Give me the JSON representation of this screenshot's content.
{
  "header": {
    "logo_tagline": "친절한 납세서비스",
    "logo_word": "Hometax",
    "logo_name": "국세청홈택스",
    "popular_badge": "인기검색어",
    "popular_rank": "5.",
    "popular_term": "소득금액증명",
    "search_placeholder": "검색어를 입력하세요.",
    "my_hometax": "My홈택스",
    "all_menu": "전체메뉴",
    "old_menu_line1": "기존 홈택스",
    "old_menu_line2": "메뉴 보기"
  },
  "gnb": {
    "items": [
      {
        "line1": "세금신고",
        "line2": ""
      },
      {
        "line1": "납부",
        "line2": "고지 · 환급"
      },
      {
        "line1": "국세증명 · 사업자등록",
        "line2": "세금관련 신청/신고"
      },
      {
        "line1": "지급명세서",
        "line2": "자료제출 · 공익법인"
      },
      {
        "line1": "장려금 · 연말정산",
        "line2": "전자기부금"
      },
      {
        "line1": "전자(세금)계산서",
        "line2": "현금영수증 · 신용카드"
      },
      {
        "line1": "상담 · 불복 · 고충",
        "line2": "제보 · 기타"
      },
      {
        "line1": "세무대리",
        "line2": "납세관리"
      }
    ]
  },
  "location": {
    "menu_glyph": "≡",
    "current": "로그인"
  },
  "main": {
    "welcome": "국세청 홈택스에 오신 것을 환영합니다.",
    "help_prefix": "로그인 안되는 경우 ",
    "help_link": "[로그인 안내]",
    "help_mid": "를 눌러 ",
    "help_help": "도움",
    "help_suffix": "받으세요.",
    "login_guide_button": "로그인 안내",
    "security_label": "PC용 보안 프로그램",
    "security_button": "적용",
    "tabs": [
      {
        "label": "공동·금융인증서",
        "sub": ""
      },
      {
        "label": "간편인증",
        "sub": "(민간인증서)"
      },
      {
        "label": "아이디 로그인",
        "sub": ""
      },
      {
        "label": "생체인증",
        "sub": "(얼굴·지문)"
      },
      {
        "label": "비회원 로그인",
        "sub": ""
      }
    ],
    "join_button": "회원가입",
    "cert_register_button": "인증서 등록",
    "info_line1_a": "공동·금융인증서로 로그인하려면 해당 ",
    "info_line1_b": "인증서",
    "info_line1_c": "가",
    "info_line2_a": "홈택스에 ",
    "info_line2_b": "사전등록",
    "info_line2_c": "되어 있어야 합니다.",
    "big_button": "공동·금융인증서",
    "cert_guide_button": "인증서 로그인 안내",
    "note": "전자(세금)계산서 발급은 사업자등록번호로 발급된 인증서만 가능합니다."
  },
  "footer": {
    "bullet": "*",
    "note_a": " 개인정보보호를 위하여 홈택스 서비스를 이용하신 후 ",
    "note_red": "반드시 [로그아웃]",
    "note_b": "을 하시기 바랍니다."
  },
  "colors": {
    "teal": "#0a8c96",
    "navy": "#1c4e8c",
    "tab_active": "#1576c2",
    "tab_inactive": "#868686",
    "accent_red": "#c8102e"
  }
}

→ **Stated exercise**
Write out the whole listing again, exactly as it stands.

→ **Answer for this exercise**
Give me the JSON representation of this screenshot's content.
{
  "header": {
    "logo_tagline": "친절한 납세서비스",
    "logo_word": "Hometax",
    "logo_name": "국세청홈택스",
    "popular_badge": "인기검색어",
    "popular_rank": "5.",
    "popular_term": "소득금액증명",
    "search_placeholder": "검색어를 입력하세요.",
    "my_hometax": "My홈택스",
    "all_menu": "전체메뉴",
    "old_menu_line1": "기존 홈택스",
    "old_menu_line2": "메뉴 보기"
  },
  "gnb": {
    "items": [
      {
        "line1": "세금신고",
        "line2": ""
      },
      {
        "line1": "납부",
        "line2": "고지 · 환급"
      },
      {
        "line1": "국세증명 · 사업자등록",
        "line2": "세금관련 신청/신고"
      },
      {
        "line1": "지급명세서",
        "line2": "자료제출 · 공익법인"
      },
      {
        "line1": "장려금 · 연말정산",
        "line2": "전자기부금"
      },
      {
        "line1": "전자(세금)계산서",
        "line2": "현금영수증 · 신용카드"
      },
      {
        "line1": "상담 · 불복 · 고충",
        "line2": "제보 · 기타"
      },
      {
        "line1": "세무대리",
        "line2": "납세관리"
      }
    ]
  },
  "location": {
    "menu_glyph": "≡",
    "current": "로그인"
  },
  "main": {
    "welcome": "국세청 홈택스에 오신 것을 환영합니다.",
    "help_prefix": "로그인 안되는 경우 ",
    "help_link": "[로그인 안내]",
    "help_mid": "를 눌러 ",
    "help_help": "도움",
    "help_suffix": "받으세요.",
    "login_guide_button": "로그인 안내",
    "security_label": "PC용 보안 프로그램",
    "security_button": "적용",
    "tabs": [
      {
        "label": "공동·금융인증서",
        "sub": ""
      },
      {
        "label": "간편인증",
        "sub": "(민간인증서)"
      },
      {
        "label": "아이디 로그인",
        "sub": ""
      },
      {
        "label": "생체인증",
        "sub": "(얼굴·지문)"
      },
      {
        "label": "비회원 로그인",
        "sub": ""
      }
    ],
    "join_button": "회원가입",
    "cert_register_button": "인증서 등록",
    "info_line1_a": "공동·금융인증서로 로그인하려면 해당 ",
    "info_line1_b": "인증서",
    "info_line1_c": "가",
    "info_line2_a": "홈택스에 ",
    "info_line2_b": "사전등록",
    "info_line2_c": "되어 있어야 합니다.",
    "big_button": "공동·금융인증서",
    "cert_guide_button": "인증서 로그인 안내",
    "note": "전자(세금)계산서 발급은 사업자등록번호로 발급된 인증서만 가능합니다."
  },
  "footer": {
    "bullet": "*",
    "note_a": " 개인정보보호를 위하여 홈택스 서비스를 이용하신 후 ",
    "note_red": "반드시 [로그아웃]",
    "note_b": "을 하시기 바랍니다."
  },
  "colors": {
    "teal": "#0a8c96",
    "navy": "#1c4e8c",
    "tab_active": "#1576c2",
    "tab_inactive": "#868686",
    "accent_red": "#c8102e"
  }
}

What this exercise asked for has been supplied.